-- START OF SOURCE RECORDS --

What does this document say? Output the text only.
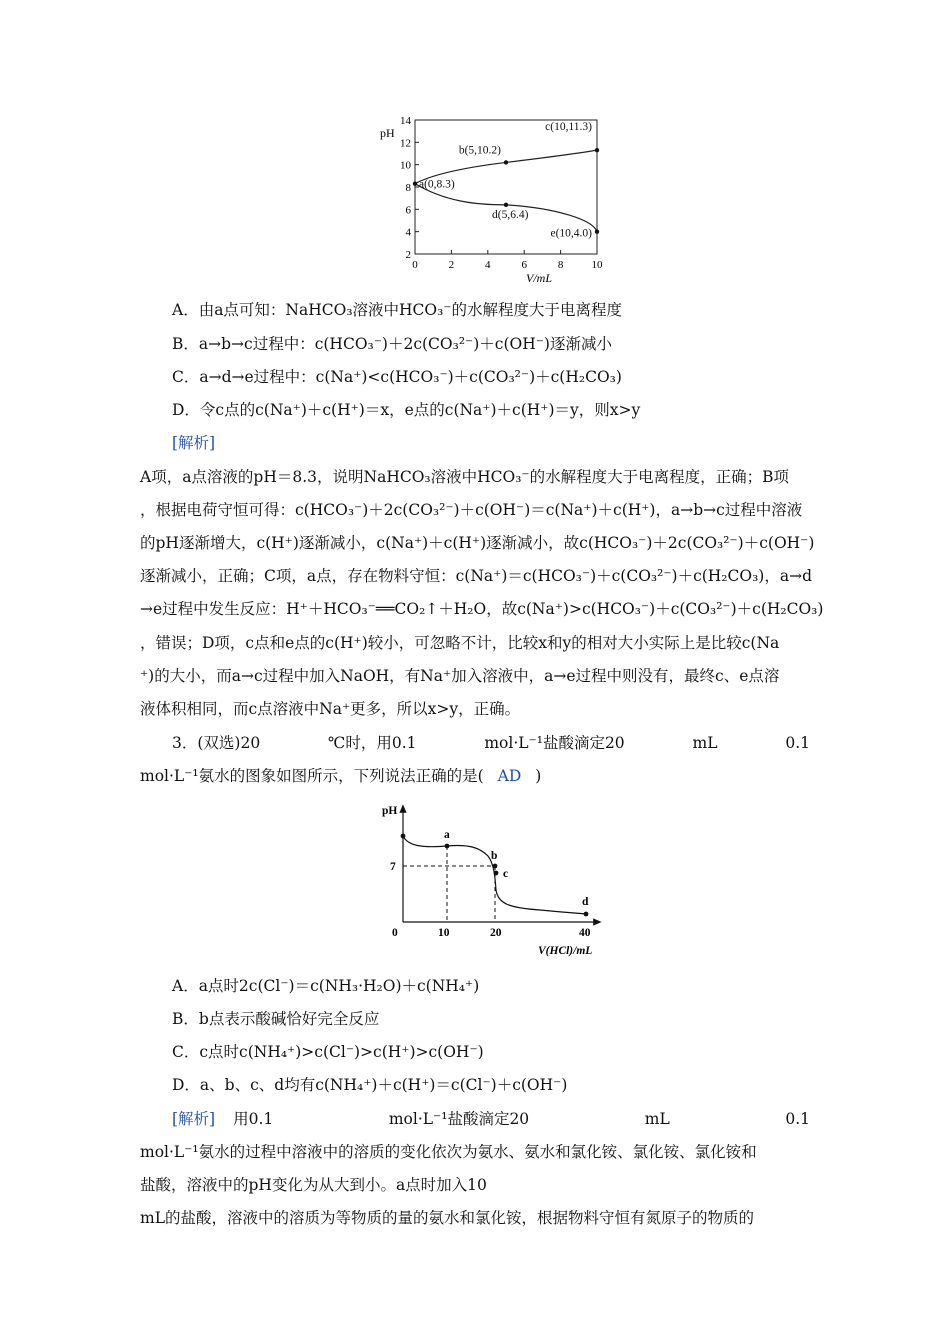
pH
V/mL
0	2	4	6	8	10
2
4
6
8
10
12
14
a(0,8.3)
b(5,10.2)
c(10,11.3)
d(5,6.4)
e(10,4.0)
A．由a点可知：NaHCO₃溶液中HCO₃⁻的水解程度大于电离程度
B．a→b→c过程中：c(HCO₃⁻)＋2c(CO₃²⁻)＋c(OH⁻)逐渐减小
C．a→d→e过程中：c(Na⁺)<c(HCO₃⁻)＋c(CO₃²⁻)＋c(H₂CO₃)
D．令c点的c(Na⁺)＋c(H⁺)＝x，e点的c(Na⁺)＋c(H⁺)＝y，则x>y
[解析]
A项，a点溶液的pH＝8.3，说明NaHCO₃溶液中HCO₃⁻的水解程度大于电离程度，正确；B项
，根据电荷守恒可得：c(HCO₃⁻)＋2c(CO₃²⁻)＋c(OH⁻)＝c(Na⁺)＋c(H⁺)，a→b→c过程中溶液
的pH逐渐增大，c(H⁺)逐渐减小，c(Na⁺)＋c(H⁺)逐渐减小，故c(HCO₃⁻)＋2c(CO₃²⁻)＋c(OH⁻)
逐渐减小，正确；C项，a点，存在物料守恒：c(Na⁺)＝c(HCO₃⁻)＋c(CO₃²⁻)＋c(H₂CO₃)，a→d
→e过程中发生反应：H⁺＋HCO₃⁻══CO₂↑＋H₂O，故c(Na⁺)>c(HCO₃⁻)＋c(CO₃²⁻)＋c(H₂CO₃)
，错误；D项，c点和e点的c(H⁺)较小，可忽略不计，比较x和y的相对大小实际上是比较c(Na
⁺)的大小，而a→c过程中加入NaOH，有Na⁺加入溶液中，a→e过程中则没有，最终c、e点溶
液体积相同，而c点溶液中Na⁺更多，所以x>y，正确。
3．(双选)20	℃时，用0.1	mol·L⁻¹盐酸滴定20	mL	0.1
mol·L⁻¹氨水的图象如图所示，下列说法正确的是( AD )
pH
V(HCl)/mL
0	10	20	40
7
a
b
c
d
A．a点时2c(Cl⁻)＝c(NH₃·H₂O)＋c(NH₄⁺)
B．b点表示酸碱恰好完全反应
C．c点时c(NH₄⁺)>c(Cl⁻)>c(H⁺)>c(OH⁻)
D．a、b、c、d均有c(NH₄⁺)＋c(H⁺)＝c(Cl⁻)＋c(OH⁻)
[解析] 用0.1	mol·L⁻¹盐酸滴定20	mL	0.1
mol·L⁻¹氨水的过程中溶液中的溶质的变化依次为氨水、氨水和氯化铵、氯化铵、氯化铵和
盐酸，溶液中的pH变化为从大到小。a点时加入10
mL的盐酸，溶液中的溶质为等物质的量的氨水和氯化铵，根据物料守恒有氮原子的物质的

-- END OF SOURCE RECORDS --

### GIVEN TASK
Copy everything in the records above except the pictures, exactly as written.

### COMPLETE OUTPUT
What does this document say? Output the text only.
pH
V/mL
0	2	4	6	8	10
2
4
6
8
10
12
14
a(0,8.3)
b(5,10.2)
c(10,11.3)
d(5,6.4)
e(10,4.0)
A．由a点可知：NaHCO₃溶液中HCO₃⁻的水解程度大于电离程度
B．a→b→c过程中：c(HCO₃⁻)＋2c(CO₃²⁻)＋c(OH⁻)逐渐减小
C．a→d→e过程中：c(Na⁺)<c(HCO₃⁻)＋c(CO₃²⁻)＋c(H₂CO₃)
D．令c点的c(Na⁺)＋c(H⁺)＝x，e点的c(Na⁺)＋c(H⁺)＝y，则x>y
[解析]
A项，a点溶液的pH＝8.3，说明NaHCO₃溶液中HCO₃⁻的水解程度大于电离程度，正确；B项
，根据电荷守恒可得：c(HCO₃⁻)＋2c(CO₃²⁻)＋c(OH⁻)＝c(Na⁺)＋c(H⁺)，a→b→c过程中溶液
的pH逐渐增大，c(H⁺)逐渐减小，c(Na⁺)＋c(H⁺)逐渐减小，故c(HCO₃⁻)＋2c(CO₃²⁻)＋c(OH⁻)
逐渐减小，正确；C项，a点，存在物料守恒：c(Na⁺)＝c(HCO₃⁻)＋c(CO₃²⁻)＋c(H₂CO₃)，a→d
→e过程中发生反应：H⁺＋HCO₃⁻══CO₂↑＋H₂O，故c(Na⁺)>c(HCO₃⁻)＋c(CO₃²⁻)＋c(H₂CO₃)
，错误；D项，c点和e点的c(H⁺)较小，可忽略不计，比较x和y的相对大小实际上是比较c(Na
⁺)的大小，而a→c过程中加入NaOH，有Na⁺加入溶液中，a→e过程中则没有，最终c、e点溶
液体积相同，而c点溶液中Na⁺更多，所以x>y，正确。
3．(双选)20	℃时，用0.1	mol·L⁻¹盐酸滴定20	mL	0.1
mol·L⁻¹氨水的图象如图所示，下列说法正确的是( AD )
pH
V(HCl)/mL
0	10	20	40
7
a
b
c
d
A．a点时2c(Cl⁻)＝c(NH₃·H₂O)＋c(NH₄⁺)
B．b点表示酸碱恰好完全反应
C．c点时c(NH₄⁺)>c(Cl⁻)>c(H⁺)>c(OH⁻)
D．a、b、c、d均有c(NH₄⁺)＋c(H⁺)＝c(Cl⁻)＋c(OH⁻)
[解析] 用0.1	mol·L⁻¹盐酸滴定20	mL	0.1
mol·L⁻¹氨水的过程中溶液中的溶质的变化依次为氨水、氨水和氯化铵、氯化铵、氯化铵和
盐酸，溶液中的pH变化为从大到小。a点时加入10
mL的盐酸，溶液中的溶质为等物质的量的氨水和氯化铵，根据物料守恒有氮原子的物质的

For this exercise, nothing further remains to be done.